▸ TASK GOAL: Extract every line of the listing below verbatim, and leave the picture out of your answer.

● ● ●

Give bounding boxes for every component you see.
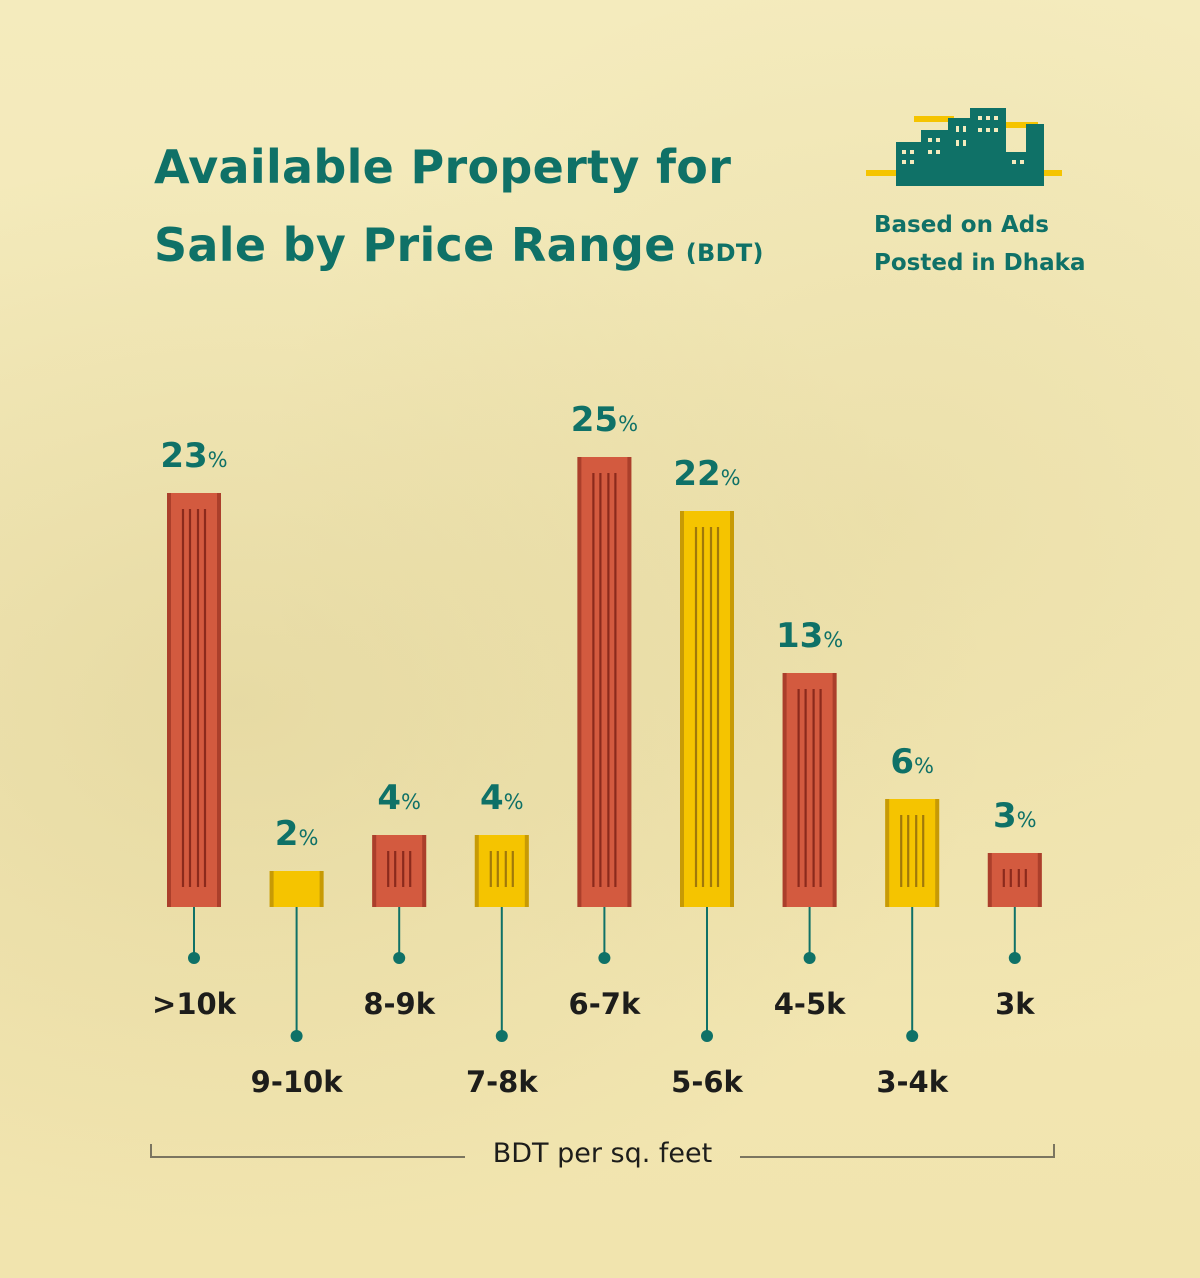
category-label: 4-5k (774, 987, 846, 1021)
side-note-line-2: Posted in Dhaka (874, 250, 1086, 276)
bar (680, 511, 734, 907)
bar-edge-left (885, 799, 890, 907)
bar (782, 673, 837, 907)
bar (885, 799, 940, 907)
value-label: 4% (377, 778, 421, 818)
category-label: 5-6k (671, 1065, 743, 1099)
category-dot (1008, 952, 1021, 964)
bar-edge-right (422, 835, 427, 907)
value-label: 25% (571, 400, 638, 440)
category-label: 3k (995, 987, 1035, 1021)
category-dot (906, 1030, 919, 1042)
title-unit: (BDT) (685, 239, 764, 267)
category-dot (803, 952, 816, 964)
bracket-left-line (150, 1156, 465, 1158)
bar (167, 493, 221, 907)
side-note-line-1: Based on Ads (874, 212, 1049, 238)
x-axis-title-bracket: BDT per sq. feet (150, 1136, 1055, 1176)
category-label: 8-9k (363, 987, 435, 1021)
bar-edge-left (577, 457, 582, 907)
bar-edge-left (167, 493, 171, 907)
value-label: 13% (776, 616, 843, 656)
category-label: 7-8k (466, 1065, 538, 1099)
category-label: 6-7k (569, 987, 641, 1021)
buildings-icon (866, 108, 1062, 186)
category-dot (290, 1030, 303, 1042)
bar (987, 853, 1042, 907)
bar (577, 457, 632, 907)
side-note: Based on Ads Posted in Dhaka (874, 206, 1085, 282)
bar-edge-right (935, 799, 940, 907)
bar-edge-right (1037, 853, 1042, 907)
bar-edge-left (474, 835, 479, 907)
value-label: 4% (480, 778, 524, 818)
value-label: 22% (673, 454, 740, 494)
bar-edge-left (269, 871, 274, 907)
value-label: 2% (275, 814, 319, 854)
category-label: 9-10k (251, 1065, 344, 1099)
bar-edge-left (372, 835, 377, 907)
bar-edge-right (319, 871, 324, 907)
value-label: 23% (160, 436, 227, 476)
bracket-right-line (740, 1156, 1055, 1158)
bar-edge-right (217, 493, 221, 907)
bar (474, 835, 529, 907)
bar-edge-left (782, 673, 787, 907)
bar (372, 835, 427, 907)
title-line-1: Available Property for (154, 140, 732, 194)
bracket-left-tick (150, 1144, 152, 1157)
bar-edge-right (730, 511, 734, 907)
category-dot (393, 952, 406, 964)
category-dot (598, 952, 611, 964)
bar-edge-right (524, 835, 529, 907)
value-label: 6% (890, 742, 934, 782)
value-label: 3% (993, 796, 1037, 836)
chart-title: Available Property for Sale by Price Ran… (154, 128, 764, 292)
title-line-2: Sale by Price Range (154, 218, 676, 272)
bar-edge-left (987, 853, 992, 907)
bar-edge-left (680, 511, 684, 907)
bracket-right-tick (1053, 1144, 1055, 1157)
category-label: 3-4k (876, 1065, 948, 1099)
category-label: >10k (152, 987, 237, 1021)
category-dot (701, 1030, 713, 1042)
bar-edge-right (627, 457, 632, 907)
x-axis-title: BDT per sq. feet (492, 1138, 713, 1169)
bar-edge-right (832, 673, 837, 907)
category-dot (495, 1030, 508, 1042)
category-dot (188, 952, 200, 964)
bar (269, 871, 324, 907)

● ● ●

▸ OUTPUT FOR THIS TASK:
Give bounding boxes for every component you see.
category-label: 4-5k (774, 987, 846, 1021)
side-note-line-2: Posted in Dhaka (874, 250, 1086, 276)
bar (680, 511, 734, 907)
bar-edge-left (885, 799, 890, 907)
bar (782, 673, 837, 907)
bar (885, 799, 940, 907)
value-label: 4% (377, 778, 421, 818)
category-label: 5-6k (671, 1065, 743, 1099)
category-dot (1008, 952, 1021, 964)
bar-edge-right (422, 835, 427, 907)
value-label: 25% (571, 400, 638, 440)
category-label: 3k (995, 987, 1035, 1021)
category-dot (906, 1030, 919, 1042)
title-unit: (BDT) (685, 239, 764, 267)
category-dot (803, 952, 816, 964)
bracket-left-line (150, 1156, 465, 1158)
bar (167, 493, 221, 907)
side-note-line-1: Based on Ads (874, 212, 1049, 238)
x-axis-title-bracket: BDT per sq. feet (150, 1136, 1055, 1176)
category-label: 8-9k (363, 987, 435, 1021)
bar-edge-left (577, 457, 582, 907)
bar-edge-left (167, 493, 171, 907)
value-label: 13% (776, 616, 843, 656)
category-label: 7-8k (466, 1065, 538, 1099)
category-label: 6-7k (569, 987, 641, 1021)
buildings-icon (866, 108, 1062, 186)
category-dot (290, 1030, 303, 1042)
bar (987, 853, 1042, 907)
bar (577, 457, 632, 907)
side-note: Based on Ads Posted in Dhaka (874, 206, 1085, 282)
bar-edge-right (935, 799, 940, 907)
bar-edge-right (1037, 853, 1042, 907)
bar-edge-left (474, 835, 479, 907)
value-label: 4% (480, 778, 524, 818)
value-label: 22% (673, 454, 740, 494)
bar-edge-left (269, 871, 274, 907)
value-label: 2% (275, 814, 319, 854)
category-label: 9-10k (251, 1065, 344, 1099)
bar-edge-left (372, 835, 377, 907)
bar-edge-right (319, 871, 324, 907)
value-label: 23% (160, 436, 227, 476)
bracket-right-line (740, 1156, 1055, 1158)
bar-edge-right (217, 493, 221, 907)
bar (474, 835, 529, 907)
bar-edge-left (782, 673, 787, 907)
bar (372, 835, 427, 907)
title-line-1: Available Property for (154, 140, 732, 194)
bracket-left-tick (150, 1144, 152, 1157)
bar-edge-right (730, 511, 734, 907)
category-dot (393, 952, 406, 964)
category-dot (598, 952, 611, 964)
bar-edge-right (524, 835, 529, 907)
value-label: 6% (890, 742, 934, 782)
value-label: 3% (993, 796, 1037, 836)
chart-title: Available Property for Sale by Price Ran… (154, 128, 764, 292)
title-line-2: Sale by Price Range (154, 218, 676, 272)
bar-edge-left (987, 853, 992, 907)
bar-edge-left (680, 511, 684, 907)
bracket-right-tick (1053, 1144, 1055, 1157)
category-label: 3-4k (876, 1065, 948, 1099)
category-label: >10k (152, 987, 237, 1021)
category-dot (701, 1030, 713, 1042)
bar-edge-right (627, 457, 632, 907)
x-axis-title: BDT per sq. feet (492, 1138, 713, 1169)
bar-edge-right (832, 673, 837, 907)
category-dot (495, 1030, 508, 1042)
category-dot (188, 952, 200, 964)
bar (269, 871, 324, 907)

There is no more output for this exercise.